• _Exercise directions_
Your task is to print all of the material verbatim.

begin

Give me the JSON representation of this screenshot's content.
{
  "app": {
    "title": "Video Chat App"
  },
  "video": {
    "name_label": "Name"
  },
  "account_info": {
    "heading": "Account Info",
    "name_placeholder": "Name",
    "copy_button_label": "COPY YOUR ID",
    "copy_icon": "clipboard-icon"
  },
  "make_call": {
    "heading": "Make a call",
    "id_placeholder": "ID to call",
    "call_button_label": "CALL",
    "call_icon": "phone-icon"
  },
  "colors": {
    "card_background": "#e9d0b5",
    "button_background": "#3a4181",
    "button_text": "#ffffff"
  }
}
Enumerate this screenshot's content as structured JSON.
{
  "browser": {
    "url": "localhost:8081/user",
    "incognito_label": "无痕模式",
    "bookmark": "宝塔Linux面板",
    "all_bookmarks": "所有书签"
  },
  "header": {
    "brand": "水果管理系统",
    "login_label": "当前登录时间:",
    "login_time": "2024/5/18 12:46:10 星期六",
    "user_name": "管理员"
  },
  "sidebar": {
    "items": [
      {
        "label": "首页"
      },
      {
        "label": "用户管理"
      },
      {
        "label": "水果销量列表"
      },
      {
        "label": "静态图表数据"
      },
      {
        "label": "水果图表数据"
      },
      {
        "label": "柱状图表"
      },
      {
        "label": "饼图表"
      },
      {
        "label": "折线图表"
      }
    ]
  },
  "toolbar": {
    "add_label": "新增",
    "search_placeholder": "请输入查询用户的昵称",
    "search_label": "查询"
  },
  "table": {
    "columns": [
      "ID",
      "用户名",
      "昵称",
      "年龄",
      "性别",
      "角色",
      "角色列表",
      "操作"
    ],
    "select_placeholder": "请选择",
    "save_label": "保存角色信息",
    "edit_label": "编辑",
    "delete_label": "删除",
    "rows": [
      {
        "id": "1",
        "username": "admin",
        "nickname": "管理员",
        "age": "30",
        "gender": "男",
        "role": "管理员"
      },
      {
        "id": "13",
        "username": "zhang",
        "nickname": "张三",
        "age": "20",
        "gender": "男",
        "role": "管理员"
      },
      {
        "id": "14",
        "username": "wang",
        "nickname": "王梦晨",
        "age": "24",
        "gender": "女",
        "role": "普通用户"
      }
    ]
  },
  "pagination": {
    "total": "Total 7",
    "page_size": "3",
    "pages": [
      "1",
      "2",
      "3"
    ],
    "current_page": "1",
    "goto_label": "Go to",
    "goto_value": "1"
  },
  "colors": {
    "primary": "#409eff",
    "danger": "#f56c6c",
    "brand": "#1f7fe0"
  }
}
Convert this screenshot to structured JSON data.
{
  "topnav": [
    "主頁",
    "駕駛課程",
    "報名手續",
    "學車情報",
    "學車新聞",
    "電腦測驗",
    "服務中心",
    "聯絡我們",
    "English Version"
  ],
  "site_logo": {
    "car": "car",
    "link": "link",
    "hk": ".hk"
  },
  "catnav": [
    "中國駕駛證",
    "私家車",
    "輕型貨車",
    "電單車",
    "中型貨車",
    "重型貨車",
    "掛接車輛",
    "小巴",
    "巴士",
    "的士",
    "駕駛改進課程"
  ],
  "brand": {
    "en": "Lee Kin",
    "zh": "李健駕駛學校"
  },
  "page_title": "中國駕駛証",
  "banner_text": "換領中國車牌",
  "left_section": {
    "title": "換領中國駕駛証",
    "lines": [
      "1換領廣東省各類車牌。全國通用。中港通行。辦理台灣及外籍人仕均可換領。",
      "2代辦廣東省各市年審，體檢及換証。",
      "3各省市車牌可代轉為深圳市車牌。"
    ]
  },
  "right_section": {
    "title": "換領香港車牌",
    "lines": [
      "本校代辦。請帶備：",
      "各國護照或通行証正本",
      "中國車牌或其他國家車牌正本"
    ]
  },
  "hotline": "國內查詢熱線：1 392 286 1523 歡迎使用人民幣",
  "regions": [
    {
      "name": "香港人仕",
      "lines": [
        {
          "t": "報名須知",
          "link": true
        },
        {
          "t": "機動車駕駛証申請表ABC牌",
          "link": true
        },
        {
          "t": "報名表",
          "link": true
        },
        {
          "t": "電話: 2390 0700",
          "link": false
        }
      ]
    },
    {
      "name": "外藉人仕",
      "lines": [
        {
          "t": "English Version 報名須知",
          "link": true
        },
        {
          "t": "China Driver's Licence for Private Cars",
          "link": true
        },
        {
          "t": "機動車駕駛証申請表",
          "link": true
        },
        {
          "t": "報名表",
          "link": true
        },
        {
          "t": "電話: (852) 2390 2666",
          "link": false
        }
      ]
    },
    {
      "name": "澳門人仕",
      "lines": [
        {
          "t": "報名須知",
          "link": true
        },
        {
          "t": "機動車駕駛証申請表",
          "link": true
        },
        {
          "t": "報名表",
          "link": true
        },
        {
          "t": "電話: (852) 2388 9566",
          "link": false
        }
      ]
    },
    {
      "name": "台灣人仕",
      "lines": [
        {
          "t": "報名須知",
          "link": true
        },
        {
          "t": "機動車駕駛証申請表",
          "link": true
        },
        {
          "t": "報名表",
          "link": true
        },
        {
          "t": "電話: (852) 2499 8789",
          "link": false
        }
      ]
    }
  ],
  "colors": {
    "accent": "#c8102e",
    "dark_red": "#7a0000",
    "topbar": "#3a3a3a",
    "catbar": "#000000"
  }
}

end

• _Task solution_
Give me the JSON representation of this screenshot's content.
{
  "app": {
    "title": "Video Chat App"
  },
  "video": {
    "name_label": "Name"
  },
  "account_info": {
    "heading": "Account Info",
    "name_placeholder": "Name",
    "copy_button_label": "COPY YOUR ID",
    "copy_icon": "clipboard-icon"
  },
  "make_call": {
    "heading": "Make a call",
    "id_placeholder": "ID to call",
    "call_button_label": "CALL",
    "call_icon": "phone-icon"
  },
  "colors": {
    "card_background": "#e9d0b5",
    "button_background": "#3a4181",
    "button_text": "#ffffff"
  }
}
Enumerate this screenshot's content as structured JSON.
{
  "browser": {
    "url": "localhost:8081/user",
    "incognito_label": "无痕模式",
    "bookmark": "宝塔Linux面板",
    "all_bookmarks": "所有书签"
  },
  "header": {
    "brand": "水果管理系统",
    "login_label": "当前登录时间:",
    "login_time": "2024/5/18 12:46:10 星期六",
    "user_name": "管理员"
  },
  "sidebar": {
    "items": [
      {
        "label": "首页"
      },
      {
        "label": "用户管理"
      },
      {
        "label": "水果销量列表"
      },
      {
        "label": "静态图表数据"
      },
      {
        "label": "水果图表数据"
      },
      {
        "label": "柱状图表"
      },
      {
        "label": "饼图表"
      },
      {
        "label": "折线图表"
      }
    ]
  },
  "toolbar": {
    "add_label": "新增",
    "search_placeholder": "请输入查询用户的昵称",
    "search_label": "查询"
  },
  "table": {
    "columns": [
      "ID",
      "用户名",
      "昵称",
      "年龄",
      "性别",
      "角色",
      "角色列表",
      "操作"
    ],
    "select_placeholder": "请选择",
    "save_label": "保存角色信息",
    "edit_label": "编辑",
    "delete_label": "删除",
    "rows": [
      {
        "id": "1",
        "username": "admin",
        "nickname": "管理员",
        "age": "30",
        "gender": "男",
        "role": "管理员"
      },
      {
        "id": "13",
        "username": "zhang",
        "nickname": "张三",
        "age": "20",
        "gender": "男",
        "role": "管理员"
      },
      {
        "id": "14",
        "username": "wang",
        "nickname": "王梦晨",
        "age": "24",
        "gender": "女",
        "role": "普通用户"
      }
    ]
  },
  "pagination": {
    "total": "Total 7",
    "page_size": "3",
    "pages": [
      "1",
      "2",
      "3"
    ],
    "current_page": "1",
    "goto_label": "Go to",
    "goto_value": "1"
  },
  "colors": {
    "primary": "#409eff",
    "danger": "#f56c6c",
    "brand": "#1f7fe0"
  }
}
Convert this screenshot to structured JSON data.
{
  "topnav": [
    "主頁",
    "駕駛課程",
    "報名手續",
    "學車情報",
    "學車新聞",
    "電腦測驗",
    "服務中心",
    "聯絡我們",
    "English Version"
  ],
  "site_logo": {
    "car": "car",
    "link": "link",
    "hk": ".hk"
  },
  "catnav": [
    "中國駕駛證",
    "私家車",
    "輕型貨車",
    "電單車",
    "中型貨車",
    "重型貨車",
    "掛接車輛",
    "小巴",
    "巴士",
    "的士",
    "駕駛改進課程"
  ],
  "brand": {
    "en": "Lee Kin",
    "zh": "李健駕駛學校"
  },
  "page_title": "中國駕駛証",
  "banner_text": "換領中國車牌",
  "left_section": {
    "title": "換領中國駕駛証",
    "lines": [
      "1換領廣東省各類車牌。全國通用。中港通行。辦理台灣及外籍人仕均可換領。",
      "2代辦廣東省各市年審，體檢及換証。",
      "3各省市車牌可代轉為深圳市車牌。"
    ]
  },
  "right_section": {
    "title": "換領香港車牌",
    "lines": [
      "本校代辦。請帶備：",
      "各國護照或通行証正本",
      "中國車牌或其他國家車牌正本"
    ]
  },
  "hotline": "國內查詢熱線：1 392 286 1523 歡迎使用人民幣",
  "regions": [
    {
      "name": "香港人仕",
      "lines": [
        {
          "t": "報名須知",
          "link": true
        },
        {
          "t": "機動車駕駛証申請表ABC牌",
          "link": true
        },
        {
          "t": "報名表",
          "link": true
        },
        {
          "t": "電話: 2390 0700",
          "link": false
        }
      ]
    },
    {
      "name": "外藉人仕",
      "lines": [
        {
          "t": "English Version 報名須知",
          "link": true
        },
        {
          "t": "China Driver's Licence for Private Cars",
          "link": true
        },
        {
          "t": "機動車駕駛証申請表",
          "link": true
        },
        {
          "t": "報名表",
          "link": true
        },
        {
          "t": "電話: (852) 2390 2666",
          "link": false
        }
      ]
    },
    {
      "name": "澳門人仕",
      "lines": [
        {
          "t": "報名須知",
          "link": true
        },
        {
          "t": "機動車駕駛証申請表",
          "link": true
        },
        {
          "t": "報名表",
          "link": true
        },
        {
          "t": "電話: (852) 2388 9566",
          "link": false
        }
      ]
    },
    {
      "name": "台灣人仕",
      "lines": [
        {
          "t": "報名須知",
          "link": true
        },
        {
          "t": "機動車駕駛証申請表",
          "link": true
        },
        {
          "t": "報名表",
          "link": true
        },
        {
          "t": "電話: (852) 2499 8789",
          "link": false
        }
      ]
    }
  ],
  "colors": {
    "accent": "#c8102e",
    "dark_red": "#7a0000",
    "topbar": "#3a3a3a",
    "catbar": "#000000"
  }
}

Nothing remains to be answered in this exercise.